Given records:
____

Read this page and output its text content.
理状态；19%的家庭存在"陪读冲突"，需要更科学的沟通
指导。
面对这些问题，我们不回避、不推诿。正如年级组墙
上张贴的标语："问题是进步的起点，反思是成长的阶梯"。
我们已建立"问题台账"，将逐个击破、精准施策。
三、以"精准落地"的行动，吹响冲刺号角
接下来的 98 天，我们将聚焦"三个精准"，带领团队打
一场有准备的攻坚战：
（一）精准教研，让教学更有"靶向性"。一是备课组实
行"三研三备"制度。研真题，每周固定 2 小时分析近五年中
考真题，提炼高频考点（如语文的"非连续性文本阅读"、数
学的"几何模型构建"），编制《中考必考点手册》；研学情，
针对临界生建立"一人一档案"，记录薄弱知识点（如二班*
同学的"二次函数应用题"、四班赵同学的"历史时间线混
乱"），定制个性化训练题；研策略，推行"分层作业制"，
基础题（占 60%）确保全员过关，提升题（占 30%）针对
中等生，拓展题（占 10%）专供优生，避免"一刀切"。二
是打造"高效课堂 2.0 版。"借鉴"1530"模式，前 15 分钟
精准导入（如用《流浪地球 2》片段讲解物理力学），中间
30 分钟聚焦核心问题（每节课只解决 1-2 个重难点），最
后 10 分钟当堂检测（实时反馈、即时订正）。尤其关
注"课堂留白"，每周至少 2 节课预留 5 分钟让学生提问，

____

Exercise brief: Reproduce the listing shown above in its entirety, exactly.

Exercise response:
Read this page and output its text content.
理状态；19%的家庭存在"陪读冲突"，需要更科学的沟通
指导。
面对这些问题，我们不回避、不推诿。正如年级组墙
上张贴的标语："问题是进步的起点，反思是成长的阶梯"。
我们已建立"问题台账"，将逐个击破、精准施策。
三、以"精准落地"的行动，吹响冲刺号角
接下来的 98 天，我们将聚焦"三个精准"，带领团队打
一场有准备的攻坚战：
（一）精准教研，让教学更有"靶向性"。一是备课组实
行"三研三备"制度。研真题，每周固定 2 小时分析近五年中
考真题，提炼高频考点（如语文的"非连续性文本阅读"、数
学的"几何模型构建"），编制《中考必考点手册》；研学情，
针对临界生建立"一人一档案"，记录薄弱知识点（如二班*
同学的"二次函数应用题"、四班赵同学的"历史时间线混
乱"），定制个性化训练题；研策略，推行"分层作业制"，
基础题（占 60%）确保全员过关，提升题（占 30%）针对
中等生，拓展题（占 10%）专供优生，避免"一刀切"。二
是打造"高效课堂 2.0 版。"借鉴"1530"模式，前 15 分钟
精准导入（如用《流浪地球 2》片段讲解物理力学），中间
30 分钟聚焦核心问题（每节课只解决 1-2 个重难点），最
后 10 分钟当堂检测（实时反馈、即时订正）。尤其关
注"课堂留白"，每周至少 2 节课预留 5 分钟让学生提问，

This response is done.